* Start INPUT DATA *

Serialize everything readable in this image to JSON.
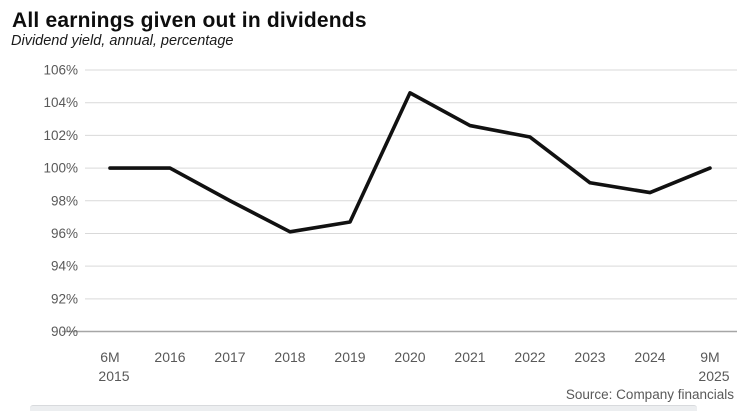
{
  "header": {
    "title": "All earnings given out in dividends",
    "subtitle": "Dividend yield, annual, percentage"
  },
  "footer": {
    "source": "Source: Company financials"
  },
  "colors": {
    "background": "#ffffff",
    "line": "#111111",
    "gridline": "#d9d9d9",
    "axis_line": "#a6a6a6",
    "tick_label": "#595959",
    "title_text": "#0d0d0d"
  },
  "chart_data": {
    "type": "line",
    "title": "All earnings given out in dividends",
    "subtitle": "Dividend yield, annual, percentage",
    "categories": [
      "6M 2015",
      "2016",
      "2017",
      "2018",
      "2019",
      "2020",
      "2021",
      "2022",
      "2023",
      "2024",
      "9M 2025"
    ],
    "series": [
      {
        "name": "Dividend yield, annual, percentage",
        "values": [
          100,
          100,
          98,
          96.1,
          96.7,
          104.6,
          102.6,
          101.9,
          99.1,
          98.5,
          100
        ]
      }
    ],
    "xlabel": "",
    "ylabel": "",
    "ylim": [
      90,
      106
    ],
    "yticks": [
      106,
      104,
      102,
      100,
      98,
      96,
      94,
      92,
      90
    ],
    "ytick_suffix": "%",
    "grid": "horizontal",
    "legend": "none",
    "source": "Source: Company financials"
  }
}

* End INPUT DATA *

→ YOUR OBJECTIVE
Only lines with the word "subtitle" should be collected from the material.

→ REPLY
    "subtitle": "Dividend yield, annual, percentage"
    "subtitle": "Dividend yield, annual, percentage",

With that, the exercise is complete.